BEGIN STORED ROWS
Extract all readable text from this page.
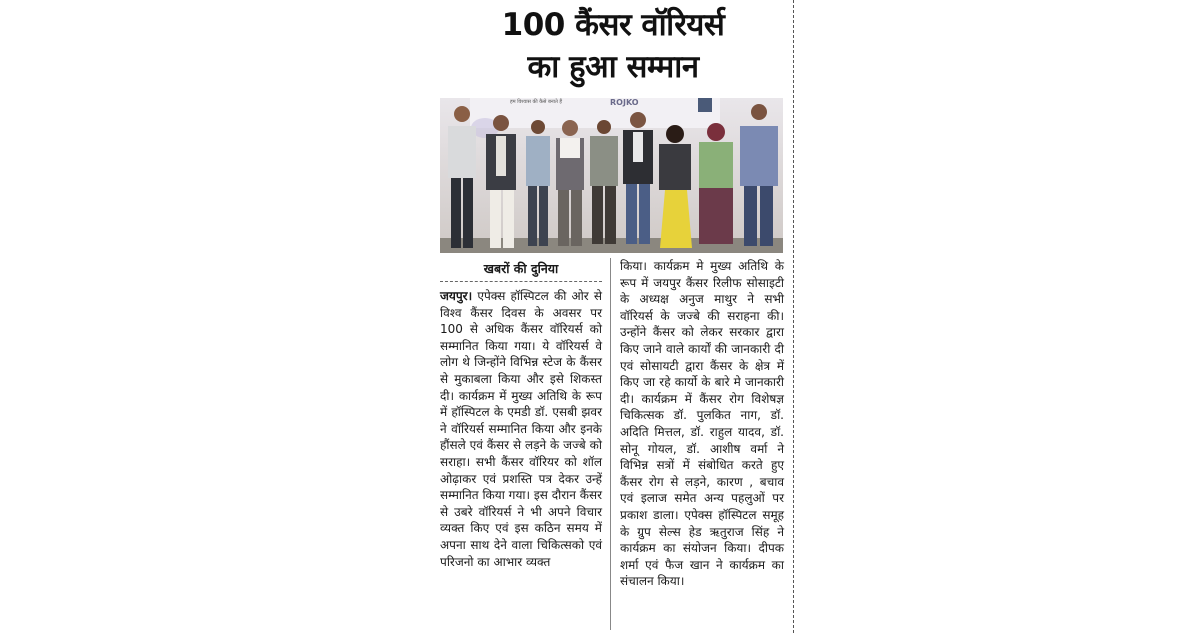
100 कैंसर वॉरियर्स
का हुआ सम्मान
हम विश्वास की कैसे बनाते हैं	ROJKO
खबरों की दुनिया
जयपुर। एपेक्स हॉस्पिटल की ओर से विश्व कैंसर दिवस के अवसर पर 100 से अधिक कैंसर वॉरियर्स को सम्मानित किया गया। ये वॉरियर्स वे लोग थे जिन्होंने विभिन्न स्टेज के कैंसर से मुकाबला किया और इसे शिकस्त दी। कार्यक्रम में मुख्य अतिथि के रूप में हॉस्पिटल के एमडी डॉ. एसबी झवर ने वॉरियर्स सम्मानित किया और इनके हौंसले एवं कैंसर से लड़ने के जज्बे को सराहा। सभी कैंसर वॉरियर को शॉल ओढ़ाकर एवं प्रशस्ति पत्र देकर उन्हें सम्मानित किया गया। इस दौरान कैंसर से उबरे वॉरियर्स ने भी अपने विचार व्यक्त किए एवं इस कठिन समय में अपना साथ देने वाला चिकित्सको एवं परिजनो का आभार व्यक्त
किया। कार्यक्रम मे मुख्य अतिथि के रूप में जयपुर कैंसर रिलीफ सोसाइटी के अध्यक्ष अनुज माथुर ने सभी वॉरियर्स के जज्बे की सराहना की। उन्होंने कैंसर को लेकर सरकार द्वारा किए जाने वाले कार्यों की जानकारी दी एवं सोसायटी द्वारा कैंसर के क्षेत्र में किए जा रहे कार्यो के बारे मे जानकारी दी। कार्यक्रम में कैंसर रोग विशेषज्ञ चिकित्सक डॉ. पुलकित नाग, डॉ. अदिति मित्तल, डॉ. राहुल यादव, डॉ. सोनू गोयल, डॉ. आशीष वर्मा ने विभिन्न सत्रों में संबोधित करते हुए कैंसर रोग से लड़ने, कारण , बचाव एवं इलाज समेत अन्य पहलुओं पर प्रकाश डाला। एपेक्स हॉस्पिटल समूह के ग्रुप सेल्स हेड ऋतुराज सिंह ने कार्यक्रम का संयोजन किया। दीपक शर्मा एवं फैज खान ने कार्यक्रम का संचालन किया।
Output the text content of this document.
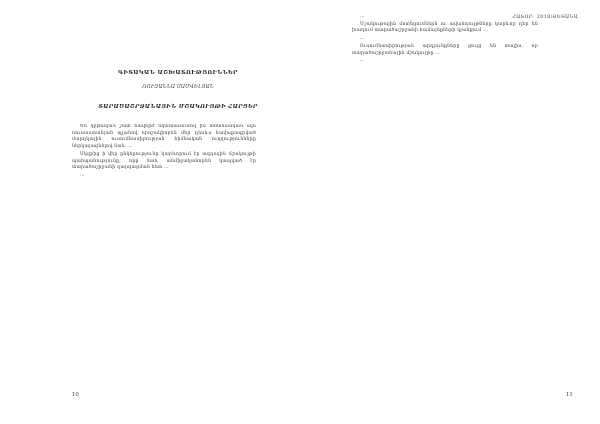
ԳԻՏԱԿԱՆ ԱՇԽԱՏՈՒԹՅՈՒՆՆԵՐ
ՌՈՒԶԱՆՆԱ ՍԱՄՎԵԼՅԱՆ
ՏԱՐԱԾԱՇՐՋԱՆԱՅԻՆ ՄՇԱԿՈՒՅԹԻ ՀԱՐՑԵՐ

Ես կրթական շատ հավերժ նկատառումով իմ տնտեսական ալն ռուսաստանյան պլանով որոշակիորեն մեր դեռևս հավաքագրված մարդկային ուսումնասիրության հիմնական ուղղությունները ներկայացնելով նաև …

Սկզբից ի վեր ընկերությունը կարևորում էր ազգային մշակույթի պահպանությունը, որը նաև անմիջականորեն կապված էր տարածաշրջանի զարգացման հետ …

…

10
ՀԱՏՈՐ. 2018/ՅԵՏԱՆԱ

…

Մշակութային մոտեցումներն ու ավանդույթները կարևոր դեր են խաղում տարածաշրջանի համայնքների կյանքում …

…

Ուսումնասիրության արդյունքները ցույց են տալիս, որ տարածաշրջանային մշակույթը …

…

11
END STORED ROWS
Output a faithful copy of the data, with each picture left out.

Extract all readable text from this page.
100 कैंसर वॉरियर्स
का हुआ सम्मान
हम विश्वास की कैसे बनाते हैं	ROJKO
खबरों की दुनिया
जयपुर। एपेक्स हॉस्पिटल की ओर से विश्व कैंसर दिवस के अवसर पर 100 से अधिक कैंसर वॉरियर्स को सम्मानित किया गया। ये वॉरियर्स वे लोग थे जिन्होंने विभिन्न स्टेज के कैंसर से मुकाबला किया और इसे शिकस्त दी। कार्यक्रम में मुख्य अतिथि के रूप में हॉस्पिटल के एमडी डॉ. एसबी झवर ने वॉरियर्स सम्मानित किया और इनके हौंसले एवं कैंसर से लड़ने के जज्बे को सराहा। सभी कैंसर वॉरियर को शॉल ओढ़ाकर एवं प्रशस्ति पत्र देकर उन्हें सम्मानित किया गया। इस दौरान कैंसर से उबरे वॉरियर्स ने भी अपने विचार व्यक्त किए एवं इस कठिन समय में अपना साथ देने वाला चिकित्सको एवं परिजनो का आभार व्यक्त
किया। कार्यक्रम मे मुख्य अतिथि के रूप में जयपुर कैंसर रिलीफ सोसाइटी के अध्यक्ष अनुज माथुर ने सभी वॉरियर्स के जज्बे की सराहना की। उन्होंने कैंसर को लेकर सरकार द्वारा किए जाने वाले कार्यों की जानकारी दी एवं सोसायटी द्वारा कैंसर के क्षेत्र में किए जा रहे कार्यो के बारे मे जानकारी दी। कार्यक्रम में कैंसर रोग विशेषज्ञ चिकित्सक डॉ. पुलकित नाग, डॉ. अदिति मित्तल, डॉ. राहुल यादव, डॉ. सोनू गोयल, डॉ. आशीष वर्मा ने विभिन्न सत्रों में संबोधित करते हुए कैंसर रोग से लड़ने, कारण , बचाव एवं इलाज समेत अन्य पहलुओं पर प्रकाश डाला। एपेक्स हॉस्पिटल समूह के ग्रुप सेल्स हेड ऋतुराज सिंह ने कार्यक्रम का संयोजन किया। दीपक शर्मा एवं फैज खान ने कार्यक्रम का संचालन किया।
Output the text content of this document.
ԳԻՏԱԿԱՆ ԱՇԽԱՏՈՒԹՅՈՒՆՆԵՐ
ՌՈՒԶԱՆՆԱ ՍԱՄՎԵԼՅԱՆ
ՏԱՐԱԾԱՇՐՋԱՆԱՅԻՆ ՄՇԱԿՈՒՅԹԻ ՀԱՐՑԵՐ

Ես կրթական շատ հավերժ նկատառումով իմ տնտեսական ալն ռուսաստանյան պլանով որոշակիորեն մեր դեռևս հավաքագրված մարդկային ուսումնասիրության հիմնական ուղղությունները ներկայացնելով նաև …

Սկզբից ի վեր ընկերությունը կարևորում էր ազգային մշակույթի պահպանությունը, որը նաև անմիջականորեն կապված էր տարածաշրջանի զարգացման հետ …

…

10
ՀԱՏՈՐ. 2018/ՅԵՏԱՆԱ

…

Մշակութային մոտեցումներն ու ավանդույթները կարևոր դեր են խաղում տարածաշրջանի համայնքների կյանքում …

…

Ուսումնասիրության արդյունքները ցույց են տալիս, որ տարածաշրջանային մշակույթը …

…

11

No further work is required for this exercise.